Source passage:
================================
Deleting extra files with similar filenames

smpatil4 · September 30, 2009, 1:35pm

Hello,

I have a large amount of files under a root directory, with several sub-directories, and many of these sub-directories have similar files with similar names. I need to clean this up.

The filenames are of the format:

/path/to/dir/subdir/file name.dat
/path/to/dir/subdir/file name 1.dat

I want to keep only

/path/to/dir/filename.dat

and remove the other file. I have tried some tools including fslint, but it didn't work because the actual content of the files may vary slightly.

Help in creating a bash script or similar to weed out the unneeded files would be highly appreciated.

Thanks!

Scrutinizer · September 30, 2009, 4:17pm

If you have only single level subdirectories you could use

rm /path/to/dir/*/filename.dat

to delete all occurences of "filename.dat" in the subdirectories immediately underneath /path/to/dir/
or if you want also remove similar files you could e.g. try something like:

ls /path/to/dir/*/file*name*.dat

if it lists exactly the files you need to remove you can

rm /path/to/dir/*/file*name*.dat

smpatil4 · October 1, 2009, 11:39am

Unfortunately its not that straightforward.

For one, I don't know the file names beforehand. Also, the sub-directories are nested, up to three levels deep. There's a total of 30,000 files with an estimated 10,000 duplicates.

Let me try and clarify: I want to delete duplicate files. These duplicate files are in the same folder as the original and have a " 1" at the end of the filename. Some originals may also have the " 1" at the end of the filename, but duplicates for them don't exist.

Scrutinizer · October 1, 2009, 4:31pm

OK, that is quite a different requirement :). Assuming the duplicates always have " 1" at the end, followed by the extension ".dat", you could try this ksh/bash code:

BASEDIR='/path/to/dir'
ext='.dat'
duplext=' 1'
find "$BASEDIR" -type d | while read dir; do
  find $dir -name "*$ext" -maxdepth 1 -type f | while read file; do
    duplicate="${file%$ext}$duplext$ext"
    if [[ -f "$duplicate" ]]; then
      rm "$duplicate"
    fi
  done
done
================================
Given instruction 1:
Rewrite the records from their first line up to and including the line with "logo: General [22, 22, 135, 53]", replacing "day-number" with "date-label" and keeping everything else the same; give only those lines.
These records are unrelated to the forum thread on duplicate files.

Element region lists:
================================
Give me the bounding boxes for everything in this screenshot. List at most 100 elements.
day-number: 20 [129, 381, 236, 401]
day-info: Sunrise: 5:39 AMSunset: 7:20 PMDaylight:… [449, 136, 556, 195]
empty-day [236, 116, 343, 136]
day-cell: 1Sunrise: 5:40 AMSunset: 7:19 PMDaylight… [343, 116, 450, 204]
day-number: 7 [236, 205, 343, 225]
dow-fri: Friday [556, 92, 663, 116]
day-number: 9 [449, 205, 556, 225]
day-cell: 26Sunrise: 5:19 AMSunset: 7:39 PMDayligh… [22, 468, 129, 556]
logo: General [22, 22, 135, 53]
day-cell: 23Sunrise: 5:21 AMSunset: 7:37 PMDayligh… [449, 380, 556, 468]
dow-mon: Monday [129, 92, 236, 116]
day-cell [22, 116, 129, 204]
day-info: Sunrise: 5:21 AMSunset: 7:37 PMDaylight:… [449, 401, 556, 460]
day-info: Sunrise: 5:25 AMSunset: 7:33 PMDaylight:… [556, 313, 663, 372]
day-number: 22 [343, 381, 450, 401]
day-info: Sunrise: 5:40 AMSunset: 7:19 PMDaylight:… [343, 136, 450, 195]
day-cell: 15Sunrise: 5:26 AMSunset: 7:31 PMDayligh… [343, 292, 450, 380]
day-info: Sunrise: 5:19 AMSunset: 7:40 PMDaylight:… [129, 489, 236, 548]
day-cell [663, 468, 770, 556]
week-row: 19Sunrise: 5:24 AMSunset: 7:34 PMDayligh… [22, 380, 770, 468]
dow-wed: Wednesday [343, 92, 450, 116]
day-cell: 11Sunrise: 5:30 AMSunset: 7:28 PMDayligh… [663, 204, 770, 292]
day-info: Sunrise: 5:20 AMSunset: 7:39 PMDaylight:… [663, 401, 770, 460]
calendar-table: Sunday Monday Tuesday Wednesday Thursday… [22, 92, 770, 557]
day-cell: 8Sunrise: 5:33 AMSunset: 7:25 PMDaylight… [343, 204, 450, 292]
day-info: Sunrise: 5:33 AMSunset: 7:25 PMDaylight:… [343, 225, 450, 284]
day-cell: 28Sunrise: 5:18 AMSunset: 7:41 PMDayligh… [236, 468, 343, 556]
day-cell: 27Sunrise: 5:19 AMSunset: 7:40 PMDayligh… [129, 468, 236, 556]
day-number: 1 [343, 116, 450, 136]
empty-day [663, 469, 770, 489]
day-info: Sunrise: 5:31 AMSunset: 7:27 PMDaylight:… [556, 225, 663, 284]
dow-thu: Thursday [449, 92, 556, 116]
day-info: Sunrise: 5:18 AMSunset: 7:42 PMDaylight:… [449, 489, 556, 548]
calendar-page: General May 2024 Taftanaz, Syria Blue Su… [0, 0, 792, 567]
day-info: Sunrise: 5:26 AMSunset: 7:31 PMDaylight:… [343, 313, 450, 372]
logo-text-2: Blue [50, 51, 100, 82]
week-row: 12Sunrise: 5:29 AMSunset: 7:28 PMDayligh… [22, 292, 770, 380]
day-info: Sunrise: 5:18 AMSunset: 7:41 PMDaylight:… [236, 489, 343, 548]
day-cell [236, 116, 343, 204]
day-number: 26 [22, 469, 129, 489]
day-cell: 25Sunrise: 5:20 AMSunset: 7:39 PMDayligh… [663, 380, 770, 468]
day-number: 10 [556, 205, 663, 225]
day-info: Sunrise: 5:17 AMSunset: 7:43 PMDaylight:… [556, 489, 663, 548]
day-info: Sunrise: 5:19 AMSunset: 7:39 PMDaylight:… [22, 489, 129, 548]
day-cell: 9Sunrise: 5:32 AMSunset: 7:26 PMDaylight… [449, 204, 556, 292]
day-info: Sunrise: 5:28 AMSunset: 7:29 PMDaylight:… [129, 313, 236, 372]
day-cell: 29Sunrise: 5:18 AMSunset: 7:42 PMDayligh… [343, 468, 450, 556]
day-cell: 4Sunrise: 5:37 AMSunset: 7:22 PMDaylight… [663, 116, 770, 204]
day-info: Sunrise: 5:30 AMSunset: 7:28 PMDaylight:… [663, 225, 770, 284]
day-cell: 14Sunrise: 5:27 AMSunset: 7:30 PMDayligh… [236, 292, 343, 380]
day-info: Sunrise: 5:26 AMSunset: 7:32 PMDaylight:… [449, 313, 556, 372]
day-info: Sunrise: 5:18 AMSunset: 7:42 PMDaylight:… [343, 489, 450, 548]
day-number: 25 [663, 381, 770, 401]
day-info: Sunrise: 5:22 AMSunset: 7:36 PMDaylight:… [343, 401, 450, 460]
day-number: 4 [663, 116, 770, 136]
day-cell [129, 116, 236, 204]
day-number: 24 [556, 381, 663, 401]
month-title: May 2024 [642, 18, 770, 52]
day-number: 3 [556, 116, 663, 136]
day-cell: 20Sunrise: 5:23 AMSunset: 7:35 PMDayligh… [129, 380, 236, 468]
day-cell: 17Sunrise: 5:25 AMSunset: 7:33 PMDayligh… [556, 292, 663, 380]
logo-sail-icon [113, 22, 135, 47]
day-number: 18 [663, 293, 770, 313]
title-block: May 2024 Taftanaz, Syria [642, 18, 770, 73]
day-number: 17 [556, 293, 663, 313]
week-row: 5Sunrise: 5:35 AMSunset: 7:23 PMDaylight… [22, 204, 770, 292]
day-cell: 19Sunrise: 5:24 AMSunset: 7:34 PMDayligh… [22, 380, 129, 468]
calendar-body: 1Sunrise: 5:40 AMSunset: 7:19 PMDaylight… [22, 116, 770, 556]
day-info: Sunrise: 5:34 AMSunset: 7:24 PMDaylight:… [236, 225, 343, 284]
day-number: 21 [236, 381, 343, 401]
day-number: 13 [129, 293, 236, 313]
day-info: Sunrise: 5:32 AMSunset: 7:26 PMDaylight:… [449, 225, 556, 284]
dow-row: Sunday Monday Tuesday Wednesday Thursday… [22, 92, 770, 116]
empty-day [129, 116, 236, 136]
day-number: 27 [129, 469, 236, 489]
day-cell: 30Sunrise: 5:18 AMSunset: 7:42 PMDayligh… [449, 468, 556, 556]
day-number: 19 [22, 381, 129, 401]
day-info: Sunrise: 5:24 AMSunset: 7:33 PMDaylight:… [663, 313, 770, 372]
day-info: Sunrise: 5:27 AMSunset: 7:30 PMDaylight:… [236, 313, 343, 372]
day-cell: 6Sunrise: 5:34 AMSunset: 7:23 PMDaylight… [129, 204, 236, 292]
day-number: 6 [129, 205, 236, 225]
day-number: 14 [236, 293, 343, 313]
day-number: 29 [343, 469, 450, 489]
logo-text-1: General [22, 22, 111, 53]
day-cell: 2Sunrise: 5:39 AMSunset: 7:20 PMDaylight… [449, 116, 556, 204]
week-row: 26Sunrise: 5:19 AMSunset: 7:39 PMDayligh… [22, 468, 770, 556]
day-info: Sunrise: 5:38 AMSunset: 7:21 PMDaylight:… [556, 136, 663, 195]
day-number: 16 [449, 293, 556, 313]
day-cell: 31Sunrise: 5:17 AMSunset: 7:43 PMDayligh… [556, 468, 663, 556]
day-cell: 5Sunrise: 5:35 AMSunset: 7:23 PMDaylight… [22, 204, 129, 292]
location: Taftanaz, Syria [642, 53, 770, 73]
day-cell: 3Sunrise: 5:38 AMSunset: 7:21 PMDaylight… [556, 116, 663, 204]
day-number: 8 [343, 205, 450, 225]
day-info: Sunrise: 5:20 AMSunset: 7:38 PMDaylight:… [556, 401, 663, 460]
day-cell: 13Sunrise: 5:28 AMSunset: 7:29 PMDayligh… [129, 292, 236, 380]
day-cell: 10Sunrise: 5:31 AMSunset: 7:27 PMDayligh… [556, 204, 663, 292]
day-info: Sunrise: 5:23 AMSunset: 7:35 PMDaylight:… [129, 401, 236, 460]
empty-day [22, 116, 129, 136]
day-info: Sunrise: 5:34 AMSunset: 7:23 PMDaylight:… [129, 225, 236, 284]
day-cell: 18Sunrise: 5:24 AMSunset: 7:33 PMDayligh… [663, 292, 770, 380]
================================
Given instruction 2:
From the forum thread on duplicate files, copy the passage from "rm /path/to/dir/*/filename.dat" up to and including "not that straightforward." verbatim.

Solution 1:
Give me the bounding boxes for everything in this screenshot. List at most 100 elements.
date-label: 20 [129, 381, 236, 401]
day-info: Sunrise: 5:39 AMSunset: 7:20 PMDaylight:… [449, 136, 556, 195]
empty-day [236, 116, 343, 136]
day-cell: 1Sunrise: 5:40 AMSunset: 7:19 PMDaylight… [343, 116, 450, 204]
date-label: 7 [236, 205, 343, 225]
dow-fri: Friday [556, 92, 663, 116]
date-label: 9 [449, 205, 556, 225]
day-cell: 26Sunrise: 5:19 AMSunset: 7:39 PMDayligh… [22, 468, 129, 556]
logo: General [22, 22, 135, 53]

Solution 2:
rm /path/to/dir/*/filename.dat

to delete all occurences of "filename.dat" in the subdirectories immediately underneath /path/to/dir/
or if you want also remove similar files you could e.g. try something like:

ls /path/to/dir/*/file*name*.dat

if it lists exactly the files you need to remove you can

rm /path/to/dir/*/file*name*.dat

smpatil4 · October 1, 2009, 11:39am

Unfortunately its not that straightforward.